* TASK GOAL *
Extract each record and reproduce it exactly.

Start of RECORDS TO PROCESS

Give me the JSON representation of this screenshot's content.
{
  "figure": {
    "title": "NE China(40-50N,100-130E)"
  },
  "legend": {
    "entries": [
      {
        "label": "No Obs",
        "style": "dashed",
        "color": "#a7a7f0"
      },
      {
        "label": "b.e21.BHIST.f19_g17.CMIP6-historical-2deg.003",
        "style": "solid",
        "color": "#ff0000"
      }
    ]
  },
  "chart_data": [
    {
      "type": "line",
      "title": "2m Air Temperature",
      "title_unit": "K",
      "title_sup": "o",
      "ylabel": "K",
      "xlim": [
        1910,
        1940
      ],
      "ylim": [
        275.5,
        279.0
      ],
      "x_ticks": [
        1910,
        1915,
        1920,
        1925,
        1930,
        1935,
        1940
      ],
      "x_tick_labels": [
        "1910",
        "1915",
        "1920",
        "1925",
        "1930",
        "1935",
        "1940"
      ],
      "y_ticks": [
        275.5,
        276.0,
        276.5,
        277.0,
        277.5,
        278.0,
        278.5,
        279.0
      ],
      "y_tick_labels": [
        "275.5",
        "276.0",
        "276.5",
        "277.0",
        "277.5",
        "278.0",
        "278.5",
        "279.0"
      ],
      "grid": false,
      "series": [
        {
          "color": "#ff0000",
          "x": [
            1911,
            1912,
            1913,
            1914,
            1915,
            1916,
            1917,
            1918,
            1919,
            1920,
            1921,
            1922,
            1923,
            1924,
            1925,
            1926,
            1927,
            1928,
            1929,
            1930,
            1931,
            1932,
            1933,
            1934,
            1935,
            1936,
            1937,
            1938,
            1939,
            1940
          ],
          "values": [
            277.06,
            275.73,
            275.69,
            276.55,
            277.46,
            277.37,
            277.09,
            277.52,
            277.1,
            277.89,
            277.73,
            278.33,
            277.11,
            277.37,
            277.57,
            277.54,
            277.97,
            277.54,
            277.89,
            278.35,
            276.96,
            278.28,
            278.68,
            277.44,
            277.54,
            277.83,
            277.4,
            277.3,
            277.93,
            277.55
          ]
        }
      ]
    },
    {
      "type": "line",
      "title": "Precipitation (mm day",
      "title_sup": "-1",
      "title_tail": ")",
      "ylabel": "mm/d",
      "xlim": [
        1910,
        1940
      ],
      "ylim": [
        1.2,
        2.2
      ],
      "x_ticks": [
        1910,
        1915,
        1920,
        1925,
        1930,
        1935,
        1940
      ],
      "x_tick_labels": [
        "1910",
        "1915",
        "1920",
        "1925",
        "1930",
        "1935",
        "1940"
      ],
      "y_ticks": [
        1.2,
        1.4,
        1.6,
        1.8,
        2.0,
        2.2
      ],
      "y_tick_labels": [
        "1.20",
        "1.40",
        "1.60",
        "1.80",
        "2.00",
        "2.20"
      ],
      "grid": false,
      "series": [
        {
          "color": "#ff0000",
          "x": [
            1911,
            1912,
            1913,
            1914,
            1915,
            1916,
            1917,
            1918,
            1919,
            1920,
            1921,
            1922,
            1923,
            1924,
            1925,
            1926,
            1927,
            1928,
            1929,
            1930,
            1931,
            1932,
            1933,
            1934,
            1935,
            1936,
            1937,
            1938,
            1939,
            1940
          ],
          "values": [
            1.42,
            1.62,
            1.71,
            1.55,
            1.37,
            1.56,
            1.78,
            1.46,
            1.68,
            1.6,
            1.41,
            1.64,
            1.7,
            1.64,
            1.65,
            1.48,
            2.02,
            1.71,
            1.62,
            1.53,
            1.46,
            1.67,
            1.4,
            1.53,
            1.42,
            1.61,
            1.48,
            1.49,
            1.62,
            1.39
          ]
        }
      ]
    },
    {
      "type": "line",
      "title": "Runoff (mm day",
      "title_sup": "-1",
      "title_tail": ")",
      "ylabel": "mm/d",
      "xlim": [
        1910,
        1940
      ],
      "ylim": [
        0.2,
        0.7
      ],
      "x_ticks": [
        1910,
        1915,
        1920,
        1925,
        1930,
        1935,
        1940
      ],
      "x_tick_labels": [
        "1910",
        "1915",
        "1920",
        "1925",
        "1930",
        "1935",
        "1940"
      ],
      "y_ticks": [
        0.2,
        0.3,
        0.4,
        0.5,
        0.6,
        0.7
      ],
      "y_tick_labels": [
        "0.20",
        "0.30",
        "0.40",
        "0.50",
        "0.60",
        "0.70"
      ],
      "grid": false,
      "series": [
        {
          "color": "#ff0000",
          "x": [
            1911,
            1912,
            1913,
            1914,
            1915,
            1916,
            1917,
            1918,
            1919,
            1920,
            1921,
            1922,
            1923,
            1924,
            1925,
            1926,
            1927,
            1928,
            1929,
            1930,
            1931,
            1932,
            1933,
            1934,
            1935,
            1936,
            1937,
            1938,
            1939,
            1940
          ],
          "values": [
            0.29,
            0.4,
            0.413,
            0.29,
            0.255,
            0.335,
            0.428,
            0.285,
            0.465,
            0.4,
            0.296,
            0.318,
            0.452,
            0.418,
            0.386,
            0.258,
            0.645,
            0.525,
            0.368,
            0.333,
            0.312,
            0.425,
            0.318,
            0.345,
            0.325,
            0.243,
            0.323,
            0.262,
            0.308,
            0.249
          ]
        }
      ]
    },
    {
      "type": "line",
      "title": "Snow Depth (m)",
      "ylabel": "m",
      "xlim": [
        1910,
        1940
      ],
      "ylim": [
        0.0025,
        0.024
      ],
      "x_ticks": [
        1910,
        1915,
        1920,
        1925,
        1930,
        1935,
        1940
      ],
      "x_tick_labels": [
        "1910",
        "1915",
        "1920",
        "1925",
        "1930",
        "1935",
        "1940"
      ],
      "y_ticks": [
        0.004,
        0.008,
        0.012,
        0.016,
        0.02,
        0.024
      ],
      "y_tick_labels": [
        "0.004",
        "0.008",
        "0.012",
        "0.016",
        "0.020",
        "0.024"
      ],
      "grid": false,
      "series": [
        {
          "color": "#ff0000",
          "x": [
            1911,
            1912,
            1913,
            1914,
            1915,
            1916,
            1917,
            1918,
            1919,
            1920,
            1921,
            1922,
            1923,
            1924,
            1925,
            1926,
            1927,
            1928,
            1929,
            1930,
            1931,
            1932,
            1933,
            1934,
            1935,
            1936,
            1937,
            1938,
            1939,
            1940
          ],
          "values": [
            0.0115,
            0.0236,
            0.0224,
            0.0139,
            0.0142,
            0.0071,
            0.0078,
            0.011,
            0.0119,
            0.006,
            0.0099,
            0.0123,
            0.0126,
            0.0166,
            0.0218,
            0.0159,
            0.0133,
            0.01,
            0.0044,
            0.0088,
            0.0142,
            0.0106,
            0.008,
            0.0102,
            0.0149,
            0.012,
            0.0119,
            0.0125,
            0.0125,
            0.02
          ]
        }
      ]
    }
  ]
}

End of RECORDS TO PROCESS

* SOLUTION FOR THIS TASK *
Give me the JSON representation of this screenshot's content.
{
  "figure": {
    "title": "NE China(40-50N,100-130E)"
  },
  "legend": {
    "entries": [
      {
        "label": "No Obs",
        "style": "dashed",
        "color": "#a7a7f0"
      },
      {
        "label": "b.e21.BHIST.f19_g17.CMIP6-historical-2deg.003",
        "style": "solid",
        "color": "#ff0000"
      }
    ]
  },
  "chart_data": [
    {
      "type": "line",
      "title": "2m Air Temperature",
      "title_unit": "K",
      "title_sup": "o",
      "ylabel": "K",
      "xlim": [
        1910,
        1940
      ],
      "ylim": [
        275.5,
        279.0
      ],
      "x_ticks": [
        1910,
        1915,
        1920,
        1925,
        1930,
        1935,
        1940
      ],
      "x_tick_labels": [
        "1910",
        "1915",
        "1920",
        "1925",
        "1930",
        "1935",
        "1940"
      ],
      "y_ticks": [
        275.5,
        276.0,
        276.5,
        277.0,
        277.5,
        278.0,
        278.5,
        279.0
      ],
      "y_tick_labels": [
        "275.5",
        "276.0",
        "276.5",
        "277.0",
        "277.5",
        "278.0",
        "278.5",
        "279.0"
      ],
      "grid": false,
      "series": [
        {
          "color": "#ff0000",
          "x": [
            1911,
            1912,
            1913,
            1914,
            1915,
            1916,
            1917,
            1918,
            1919,
            1920,
            1921,
            1922,
            1923,
            1924,
            1925,
            1926,
            1927,
            1928,
            1929,
            1930,
            1931,
            1932,
            1933,
            1934,
            1935,
            1936,
            1937,
            1938,
            1939,
            1940
          ],
          "values": [
            277.06,
            275.73,
            275.69,
            276.55,
            277.46,
            277.37,
            277.09,
            277.52,
            277.1,
            277.89,
            277.73,
            278.33,
            277.11,
            277.37,
            277.57,
            277.54,
            277.97,
            277.54,
            277.89,
            278.35,
            276.96,
            278.28,
            278.68,
            277.44,
            277.54,
            277.83,
            277.4,
            277.3,
            277.93,
            277.55
          ]
        }
      ]
    },
    {
      "type": "line",
      "title": "Precipitation (mm day",
      "title_sup": "-1",
      "title_tail": ")",
      "ylabel": "mm/d",
      "xlim": [
        1910,
        1940
      ],
      "ylim": [
        1.2,
        2.2
      ],
      "x_ticks": [
        1910,
        1915,
        1920,
        1925,
        1930,
        1935,
        1940
      ],
      "x_tick_labels": [
        "1910",
        "1915",
        "1920",
        "1925",
        "1930",
        "1935",
        "1940"
      ],
      "y_ticks": [
        1.2,
        1.4,
        1.6,
        1.8,
        2.0,
        2.2
      ],
      "y_tick_labels": [
        "1.20",
        "1.40",
        "1.60",
        "1.80",
        "2.00",
        "2.20"
      ],
      "grid": false,
      "series": [
        {
          "color": "#ff0000",
          "x": [
            1911,
            1912,
            1913,
            1914,
            1915,
            1916,
            1917,
            1918,
            1919,
            1920,
            1921,
            1922,
            1923,
            1924,
            1925,
            1926,
            1927,
            1928,
            1929,
            1930,
            1931,
            1932,
            1933,
            1934,
            1935,
            1936,
            1937,
            1938,
            1939,
            1940
          ],
          "values": [
            1.42,
            1.62,
            1.71,
            1.55,
            1.37,
            1.56,
            1.78,
            1.46,
            1.68,
            1.6,
            1.41,
            1.64,
            1.7,
            1.64,
            1.65,
            1.48,
            2.02,
            1.71,
            1.62,
            1.53,
            1.46,
            1.67,
            1.4,
            1.53,
            1.42,
            1.61,
            1.48,
            1.49,
            1.62,
            1.39
          ]
        }
      ]
    },
    {
      "type": "line",
      "title": "Runoff (mm day",
      "title_sup": "-1",
      "title_tail": ")",
      "ylabel": "mm/d",
      "xlim": [
        1910,
        1940
      ],
      "ylim": [
        0.2,
        0.7
      ],
      "x_ticks": [
        1910,
        1915,
        1920,
        1925,
        1930,
        1935,
        1940
      ],
      "x_tick_labels": [
        "1910",
        "1915",
        "1920",
        "1925",
        "1930",
        "1935",
        "1940"
      ],
      "y_ticks": [
        0.2,
        0.3,
        0.4,
        0.5,
        0.6,
        0.7
      ],
      "y_tick_labels": [
        "0.20",
        "0.30",
        "0.40",
        "0.50",
        "0.60",
        "0.70"
      ],
      "grid": false,
      "series": [
        {
          "color": "#ff0000",
          "x": [
            1911,
            1912,
            1913,
            1914,
            1915,
            1916,
            1917,
            1918,
            1919,
            1920,
            1921,
            1922,
            1923,
            1924,
            1925,
            1926,
            1927,
            1928,
            1929,
            1930,
            1931,
            1932,
            1933,
            1934,
            1935,
            1936,
            1937,
            1938,
            1939,
            1940
          ],
          "values": [
            0.29,
            0.4,
            0.413,
            0.29,
            0.255,
            0.335,
            0.428,
            0.285,
            0.465,
            0.4,
            0.296,
            0.318,
            0.452,
            0.418,
            0.386,
            0.258,
            0.645,
            0.525,
            0.368,
            0.333,
            0.312,
            0.425,
            0.318,
            0.345,
            0.325,
            0.243,
            0.323,
            0.262,
            0.308,
            0.249
          ]
        }
      ]
    },
    {
      "type": "line",
      "title": "Snow Depth (m)",
      "ylabel": "m",
      "xlim": [
        1910,
        1940
      ],
      "ylim": [
        0.0025,
        0.024
      ],
      "x_ticks": [
        1910,
        1915,
        1920,
        1925,
        1930,
        1935,
        1940
      ],
      "x_tick_labels": [
        "1910",
        "1915",
        "1920",
        "1925",
        "1930",
        "1935",
        "1940"
      ],
      "y_ticks": [
        0.004,
        0.008,
        0.012,
        0.016,
        0.02,
        0.024
      ],
      "y_tick_labels": [
        "0.004",
        "0.008",
        "0.012",
        "0.016",
        "0.020",
        "0.024"
      ],
      "grid": false,
      "series": [
        {
          "color": "#ff0000",
          "x": [
            1911,
            1912,
            1913,
            1914,
            1915,
            1916,
            1917,
            1918,
            1919,
            1920,
            1921,
            1922,
            1923,
            1924,
            1925,
            1926,
            1927,
            1928,
            1929,
            1930,
            1931,
            1932,
            1933,
            1934,
            1935,
            1936,
            1937,
            1938,
            1939,
            1940
          ],
          "values": [
            0.0115,
            0.0236,
            0.0224,
            0.0139,
            0.0142,
            0.0071,
            0.0078,
            0.011,
            0.0119,
            0.006,
            0.0099,
            0.0123,
            0.0126,
            0.0166,
            0.0218,
            0.0159,
            0.0133,
            0.01,
            0.0044,
            0.0088,
            0.0142,
            0.0106,
            0.008,
            0.0102,
            0.0149,
            0.012,
            0.0119,
            0.0125,
            0.0125,
            0.02
          ]
        }
      ]
    }
  ]
}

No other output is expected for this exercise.